Aim: Retype the listing that follows, exactly as written.

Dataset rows
____________________

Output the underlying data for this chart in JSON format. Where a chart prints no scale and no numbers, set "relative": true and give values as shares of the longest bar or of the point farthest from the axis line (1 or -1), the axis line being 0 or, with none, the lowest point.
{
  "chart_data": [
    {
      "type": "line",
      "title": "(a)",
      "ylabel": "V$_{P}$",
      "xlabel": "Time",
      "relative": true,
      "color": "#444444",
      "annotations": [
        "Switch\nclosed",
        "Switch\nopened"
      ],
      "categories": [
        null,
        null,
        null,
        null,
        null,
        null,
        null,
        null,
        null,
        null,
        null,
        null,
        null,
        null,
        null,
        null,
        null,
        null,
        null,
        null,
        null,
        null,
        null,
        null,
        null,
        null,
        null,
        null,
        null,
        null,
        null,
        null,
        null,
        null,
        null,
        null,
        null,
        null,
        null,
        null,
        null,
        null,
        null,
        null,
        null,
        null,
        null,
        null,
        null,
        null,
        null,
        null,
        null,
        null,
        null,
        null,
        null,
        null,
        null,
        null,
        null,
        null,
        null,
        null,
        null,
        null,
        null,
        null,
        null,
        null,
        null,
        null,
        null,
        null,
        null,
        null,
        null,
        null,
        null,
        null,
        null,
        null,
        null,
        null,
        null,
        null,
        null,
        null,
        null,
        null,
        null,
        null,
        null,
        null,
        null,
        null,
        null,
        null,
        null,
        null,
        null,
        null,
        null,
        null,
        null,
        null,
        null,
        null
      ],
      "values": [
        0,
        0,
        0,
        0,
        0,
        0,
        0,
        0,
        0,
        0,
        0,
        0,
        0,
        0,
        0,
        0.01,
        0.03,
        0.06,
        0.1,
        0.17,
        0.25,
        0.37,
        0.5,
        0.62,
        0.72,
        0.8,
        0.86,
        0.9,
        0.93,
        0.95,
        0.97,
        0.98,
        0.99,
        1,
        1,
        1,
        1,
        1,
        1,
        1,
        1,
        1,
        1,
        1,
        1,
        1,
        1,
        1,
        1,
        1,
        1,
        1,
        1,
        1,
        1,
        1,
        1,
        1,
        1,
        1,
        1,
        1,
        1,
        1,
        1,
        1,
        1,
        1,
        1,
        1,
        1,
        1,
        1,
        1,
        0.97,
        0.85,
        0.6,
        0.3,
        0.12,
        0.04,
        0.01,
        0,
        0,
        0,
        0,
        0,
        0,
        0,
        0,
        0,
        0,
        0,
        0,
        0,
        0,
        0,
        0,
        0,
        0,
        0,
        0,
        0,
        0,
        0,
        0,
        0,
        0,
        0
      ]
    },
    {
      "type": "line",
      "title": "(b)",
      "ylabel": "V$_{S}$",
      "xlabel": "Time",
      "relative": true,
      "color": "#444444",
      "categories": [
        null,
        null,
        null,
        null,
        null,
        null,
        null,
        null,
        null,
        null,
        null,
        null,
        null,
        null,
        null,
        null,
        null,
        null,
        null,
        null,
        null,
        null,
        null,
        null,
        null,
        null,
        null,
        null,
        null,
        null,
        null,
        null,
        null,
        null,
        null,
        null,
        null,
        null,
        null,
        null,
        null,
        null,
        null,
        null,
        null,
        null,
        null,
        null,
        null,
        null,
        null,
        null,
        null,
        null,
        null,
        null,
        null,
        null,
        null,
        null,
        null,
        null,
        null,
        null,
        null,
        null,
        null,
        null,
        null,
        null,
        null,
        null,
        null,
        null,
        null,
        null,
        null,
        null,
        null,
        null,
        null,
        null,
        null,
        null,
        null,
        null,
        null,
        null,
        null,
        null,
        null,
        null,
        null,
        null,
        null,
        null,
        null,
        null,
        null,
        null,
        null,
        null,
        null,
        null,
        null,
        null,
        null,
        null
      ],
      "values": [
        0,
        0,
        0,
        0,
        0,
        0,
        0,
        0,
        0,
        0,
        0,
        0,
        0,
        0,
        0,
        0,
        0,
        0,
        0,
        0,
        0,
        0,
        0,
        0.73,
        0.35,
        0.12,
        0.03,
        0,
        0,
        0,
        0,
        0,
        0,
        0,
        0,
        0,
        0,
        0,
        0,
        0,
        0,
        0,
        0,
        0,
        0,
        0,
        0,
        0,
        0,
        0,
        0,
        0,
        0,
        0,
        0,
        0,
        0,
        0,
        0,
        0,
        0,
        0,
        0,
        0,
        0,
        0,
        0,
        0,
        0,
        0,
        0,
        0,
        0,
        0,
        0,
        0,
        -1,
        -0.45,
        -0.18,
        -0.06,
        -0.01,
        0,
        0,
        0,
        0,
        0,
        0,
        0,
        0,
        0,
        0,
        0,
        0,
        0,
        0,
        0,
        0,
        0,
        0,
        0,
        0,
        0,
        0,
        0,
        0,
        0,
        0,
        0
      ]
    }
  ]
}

____________________

The result:
Output the underlying data for this chart in JSON format. Where a chart prints no scale and no numbers, set "relative": true and give values as shares of the longest bar or of the point farthest from the axis line (1 or -1), the axis line being 0 or, with none, the lowest point.
{
  "chart_data": [
    {
      "type": "line",
      "title": "(a)",
      "ylabel": "V$_{P}$",
      "xlabel": "Time",
      "relative": true,
      "color": "#444444",
      "annotations": [
        "Switch\nclosed",
        "Switch\nopened"
      ],
      "categories": [
        null,
        null,
        null,
        null,
        null,
        null,
        null,
        null,
        null,
        null,
        null,
        null,
        null,
        null,
        null,
        null,
        null,
        null,
        null,
        null,
        null,
        null,
        null,
        null,
        null,
        null,
        null,
        null,
        null,
        null,
        null,
        null,
        null,
        null,
        null,
        null,
        null,
        null,
        null,
        null,
        null,
        null,
        null,
        null,
        null,
        null,
        null,
        null,
        null,
        null,
        null,
        null,
        null,
        null,
        null,
        null,
        null,
        null,
        null,
        null,
        null,
        null,
        null,
        null,
        null,
        null,
        null,
        null,
        null,
        null,
        null,
        null,
        null,
        null,
        null,
        null,
        null,
        null,
        null,
        null,
        null,
        null,
        null,
        null,
        null,
        null,
        null,
        null,
        null,
        null,
        null,
        null,
        null,
        null,
        null,
        null,
        null,
        null,
        null,
        null,
        null,
        null,
        null,
        null,
        null,
        null,
        null,
        null
      ],
      "values": [
        0,
        0,
        0,
        0,
        0,
        0,
        0,
        0,
        0,
        0,
        0,
        0,
        0,
        0,
        0,
        0.01,
        0.03,
        0.06,
        0.1,
        0.17,
        0.25,
        0.37,
        0.5,
        0.62,
        0.72,
        0.8,
        0.86,
        0.9,
        0.93,
        0.95,
        0.97,
        0.98,
        0.99,
        1,
        1,
        1,
        1,
        1,
        1,
        1,
        1,
        1,
        1,
        1,
        1,
        1,
        1,
        1,
        1,
        1,
        1,
        1,
        1,
        1,
        1,
        1,
        1,
        1,
        1,
        1,
        1,
        1,
        1,
        1,
        1,
        1,
        1,
        1,
        1,
        1,
        1,
        1,
        1,
        1,
        0.97,
        0.85,
        0.6,
        0.3,
        0.12,
        0.04,
        0.01,
        0,
        0,
        0,
        0,
        0,
        0,
        0,
        0,
        0,
        0,
        0,
        0,
        0,
        0,
        0,
        0,
        0,
        0,
        0,
        0,
        0,
        0,
        0,
        0,
        0,
        0,
        0
      ]
    },
    {
      "type": "line",
      "title": "(b)",
      "ylabel": "V$_{S}$",
      "xlabel": "Time",
      "relative": true,
      "color": "#444444",
      "categories": [
        null,
        null,
        null,
        null,
        null,
        null,
        null,
        null,
        null,
        null,
        null,
        null,
        null,
        null,
        null,
        null,
        null,
        null,
        null,
        null,
        null,
        null,
        null,
        null,
        null,
        null,
        null,
        null,
        null,
        null,
        null,
        null,
        null,
        null,
        null,
        null,
        null,
        null,
        null,
        null,
        null,
        null,
        null,
        null,
        null,
        null,
        null,
        null,
        null,
        null,
        null,
        null,
        null,
        null,
        null,
        null,
        null,
        null,
        null,
        null,
        null,
        null,
        null,
        null,
        null,
        null,
        null,
        null,
        null,
        null,
        null,
        null,
        null,
        null,
        null,
        null,
        null,
        null,
        null,
        null,
        null,
        null,
        null,
        null,
        null,
        null,
        null,
        null,
        null,
        null,
        null,
        null,
        null,
        null,
        null,
        null,
        null,
        null,
        null,
        null,
        null,
        null,
        null,
        null,
        null,
        null,
        null,
        null
      ],
      "values": [
        0,
        0,
        0,
        0,
        0,
        0,
        0,
        0,
        0,
        0,
        0,
        0,
        0,
        0,
        0,
        0,
        0,
        0,
        0,
        0,
        0,
        0,
        0,
        0.73,
        0.35,
        0.12,
        0.03,
        0,
        0,
        0,
        0,
        0,
        0,
        0,
        0,
        0,
        0,
        0,
        0,
        0,
        0,
        0,
        0,
        0,
        0,
        0,
        0,
        0,
        0,
        0,
        0,
        0,
        0,
        0,
        0,
        0,
        0,
        0,
        0,
        0,
        0,
        0,
        0,
        0,
        0,
        0,
        0,
        0,
        0,
        0,
        0,
        0,
        0,
        0,
        0,
        0,
        -1,
        -0.45,
        -0.18,
        -0.06,
        -0.01,
        0,
        0,
        0,
        0,
        0,
        0,
        0,
        0,
        0,
        0,
        0,
        0,
        0,
        0,
        0,
        0,
        0,
        0,
        0,
        0,
        0,
        0,
        0,
        0,
        0,
        0,
        0
      ]
    }
  ]
}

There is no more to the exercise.